GOAL: Repeat the listing in full, word for word.

DATA SUPPLIED:
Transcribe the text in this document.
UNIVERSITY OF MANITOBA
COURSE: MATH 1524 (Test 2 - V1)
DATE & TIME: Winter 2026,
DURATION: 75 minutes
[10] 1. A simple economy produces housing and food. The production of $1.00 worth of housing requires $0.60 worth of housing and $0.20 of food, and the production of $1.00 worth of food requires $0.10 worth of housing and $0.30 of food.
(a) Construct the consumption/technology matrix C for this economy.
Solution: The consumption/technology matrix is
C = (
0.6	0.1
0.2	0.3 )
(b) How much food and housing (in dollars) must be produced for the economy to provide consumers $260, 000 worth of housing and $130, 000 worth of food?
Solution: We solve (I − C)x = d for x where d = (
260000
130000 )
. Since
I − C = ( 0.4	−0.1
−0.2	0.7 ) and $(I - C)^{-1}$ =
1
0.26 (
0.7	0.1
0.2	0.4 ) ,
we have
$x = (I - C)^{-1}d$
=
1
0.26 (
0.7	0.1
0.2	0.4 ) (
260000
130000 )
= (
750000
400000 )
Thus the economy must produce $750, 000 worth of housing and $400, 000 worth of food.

EXERCISE RESULT:
Transcribe the text in this document.
UNIVERSITY OF MANITOBA
COURSE: MATH 1524 (Test 2 - V1)
DATE & TIME: Winter 2026,
DURATION: 75 minutes
[10] 1. A simple economy produces housing and food. The production of $1.00 worth of housing requires $0.60 worth of housing and $0.20 of food, and the production of $1.00 worth of food requires $0.10 worth of housing and $0.30 of food.
(a) Construct the consumption/technology matrix C for this economy.
Solution: The consumption/technology matrix is
C = (
0.6	0.1
0.2	0.3 )
(b) How much food and housing (in dollars) must be produced for the economy to provide consumers $260, 000 worth of housing and $130, 000 worth of food?
Solution: We solve (I − C)x = d for x where d = (
260000
130000 )
. Since
I − C = ( 0.4	−0.1
−0.2	0.7 ) and $(I - C)^{-1}$ =
1
0.26 (
0.7	0.1
0.2	0.4 ) ,
we have
$x = (I - C)^{-1}d$
=
1
0.26 (
0.7	0.1
0.2	0.4 ) (
260000
130000 )
= (
750000
400000 )
Thus the economy must produce $750, 000 worth of housing and $400, 000 worth of food.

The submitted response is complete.